**Given request**
Take each line that has the word "color" and return it.

**Listed entries**
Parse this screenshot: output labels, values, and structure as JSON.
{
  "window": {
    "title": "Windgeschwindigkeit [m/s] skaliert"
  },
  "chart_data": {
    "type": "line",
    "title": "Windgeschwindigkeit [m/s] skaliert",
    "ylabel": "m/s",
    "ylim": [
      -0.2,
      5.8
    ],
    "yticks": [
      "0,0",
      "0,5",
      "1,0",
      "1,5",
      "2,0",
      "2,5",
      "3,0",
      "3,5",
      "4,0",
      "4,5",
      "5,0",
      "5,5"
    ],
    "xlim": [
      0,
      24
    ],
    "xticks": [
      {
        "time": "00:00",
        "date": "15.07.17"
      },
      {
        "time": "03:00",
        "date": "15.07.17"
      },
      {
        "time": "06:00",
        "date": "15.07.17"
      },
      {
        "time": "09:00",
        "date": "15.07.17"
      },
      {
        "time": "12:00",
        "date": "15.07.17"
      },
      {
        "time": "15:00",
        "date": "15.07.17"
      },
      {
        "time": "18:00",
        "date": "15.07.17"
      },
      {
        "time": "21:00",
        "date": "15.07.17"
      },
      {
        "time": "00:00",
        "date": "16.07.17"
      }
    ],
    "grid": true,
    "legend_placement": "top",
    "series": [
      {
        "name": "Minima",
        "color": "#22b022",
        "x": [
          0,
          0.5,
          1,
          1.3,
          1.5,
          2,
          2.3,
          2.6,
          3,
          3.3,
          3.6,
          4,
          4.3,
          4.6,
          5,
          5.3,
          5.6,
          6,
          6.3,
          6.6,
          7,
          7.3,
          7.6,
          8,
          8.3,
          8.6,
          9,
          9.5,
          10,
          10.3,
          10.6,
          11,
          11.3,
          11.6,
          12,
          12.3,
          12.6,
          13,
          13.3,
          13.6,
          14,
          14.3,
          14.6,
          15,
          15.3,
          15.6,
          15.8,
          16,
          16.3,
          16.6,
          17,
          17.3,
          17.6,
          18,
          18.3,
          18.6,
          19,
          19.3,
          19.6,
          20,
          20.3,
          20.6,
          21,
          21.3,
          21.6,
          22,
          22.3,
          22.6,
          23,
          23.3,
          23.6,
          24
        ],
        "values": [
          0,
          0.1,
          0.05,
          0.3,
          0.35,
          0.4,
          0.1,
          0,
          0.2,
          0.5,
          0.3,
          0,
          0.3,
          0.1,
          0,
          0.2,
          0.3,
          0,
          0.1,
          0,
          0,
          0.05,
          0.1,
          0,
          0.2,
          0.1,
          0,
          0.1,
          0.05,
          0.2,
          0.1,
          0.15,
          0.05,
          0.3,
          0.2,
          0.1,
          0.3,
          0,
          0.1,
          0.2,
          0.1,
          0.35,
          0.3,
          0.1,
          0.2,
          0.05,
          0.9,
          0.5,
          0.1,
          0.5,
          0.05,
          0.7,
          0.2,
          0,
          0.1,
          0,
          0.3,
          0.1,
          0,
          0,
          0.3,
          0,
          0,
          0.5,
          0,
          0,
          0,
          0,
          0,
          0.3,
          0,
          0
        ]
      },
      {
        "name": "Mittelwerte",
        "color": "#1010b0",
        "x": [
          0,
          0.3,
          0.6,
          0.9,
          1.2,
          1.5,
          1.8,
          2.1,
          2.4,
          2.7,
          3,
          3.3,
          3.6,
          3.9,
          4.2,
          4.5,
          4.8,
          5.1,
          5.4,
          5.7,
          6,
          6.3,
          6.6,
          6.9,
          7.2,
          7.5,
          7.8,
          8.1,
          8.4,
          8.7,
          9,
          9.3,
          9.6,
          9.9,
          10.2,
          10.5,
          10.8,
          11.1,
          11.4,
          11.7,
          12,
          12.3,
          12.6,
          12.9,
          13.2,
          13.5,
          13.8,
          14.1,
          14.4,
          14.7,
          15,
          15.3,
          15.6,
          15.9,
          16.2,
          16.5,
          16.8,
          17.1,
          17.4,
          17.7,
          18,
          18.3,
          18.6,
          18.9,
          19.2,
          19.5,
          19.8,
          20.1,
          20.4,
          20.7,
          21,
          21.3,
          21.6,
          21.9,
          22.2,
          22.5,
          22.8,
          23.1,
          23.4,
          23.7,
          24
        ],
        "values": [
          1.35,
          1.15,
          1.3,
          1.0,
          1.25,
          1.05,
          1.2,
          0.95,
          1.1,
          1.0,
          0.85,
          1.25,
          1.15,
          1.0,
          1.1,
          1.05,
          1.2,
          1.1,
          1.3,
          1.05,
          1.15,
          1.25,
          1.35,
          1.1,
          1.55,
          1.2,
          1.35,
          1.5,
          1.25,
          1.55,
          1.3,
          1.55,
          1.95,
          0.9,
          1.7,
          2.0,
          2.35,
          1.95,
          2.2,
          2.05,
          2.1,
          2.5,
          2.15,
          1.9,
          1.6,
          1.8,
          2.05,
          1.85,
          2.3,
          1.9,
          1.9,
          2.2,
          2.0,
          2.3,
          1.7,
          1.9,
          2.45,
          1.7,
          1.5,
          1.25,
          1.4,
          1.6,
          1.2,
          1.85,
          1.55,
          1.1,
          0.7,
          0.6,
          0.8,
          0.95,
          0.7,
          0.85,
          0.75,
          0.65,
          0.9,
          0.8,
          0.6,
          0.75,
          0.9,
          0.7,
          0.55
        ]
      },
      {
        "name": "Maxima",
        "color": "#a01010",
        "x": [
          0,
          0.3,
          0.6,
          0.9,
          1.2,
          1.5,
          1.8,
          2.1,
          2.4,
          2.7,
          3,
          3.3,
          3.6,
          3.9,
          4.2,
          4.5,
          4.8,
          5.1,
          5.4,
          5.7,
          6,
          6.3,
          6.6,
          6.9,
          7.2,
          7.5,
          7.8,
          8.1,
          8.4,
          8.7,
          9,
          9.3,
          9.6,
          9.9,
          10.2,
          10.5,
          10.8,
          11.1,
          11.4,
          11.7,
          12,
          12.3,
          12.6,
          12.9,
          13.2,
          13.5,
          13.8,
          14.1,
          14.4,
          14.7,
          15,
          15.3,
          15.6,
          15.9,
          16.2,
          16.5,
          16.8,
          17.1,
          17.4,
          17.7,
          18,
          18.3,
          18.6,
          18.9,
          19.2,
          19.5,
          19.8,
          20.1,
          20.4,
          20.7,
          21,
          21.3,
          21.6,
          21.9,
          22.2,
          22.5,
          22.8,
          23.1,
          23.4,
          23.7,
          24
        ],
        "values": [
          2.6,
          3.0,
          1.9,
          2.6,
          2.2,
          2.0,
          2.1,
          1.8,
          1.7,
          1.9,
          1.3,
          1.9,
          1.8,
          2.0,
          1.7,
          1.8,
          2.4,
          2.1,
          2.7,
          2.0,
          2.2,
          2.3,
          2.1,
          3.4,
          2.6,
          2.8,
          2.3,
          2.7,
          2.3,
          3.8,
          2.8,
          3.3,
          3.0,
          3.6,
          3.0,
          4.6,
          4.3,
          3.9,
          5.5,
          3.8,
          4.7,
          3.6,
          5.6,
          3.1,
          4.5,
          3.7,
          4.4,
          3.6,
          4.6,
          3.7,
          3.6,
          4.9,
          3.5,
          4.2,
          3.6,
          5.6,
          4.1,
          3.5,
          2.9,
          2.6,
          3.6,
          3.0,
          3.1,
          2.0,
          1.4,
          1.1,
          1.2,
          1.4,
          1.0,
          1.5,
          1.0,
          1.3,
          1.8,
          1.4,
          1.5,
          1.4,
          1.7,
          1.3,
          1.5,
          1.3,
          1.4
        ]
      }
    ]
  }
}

**Exercise result**
        "color": "#22b022",
        "color": "#1010b0",
        "color": "#a01010",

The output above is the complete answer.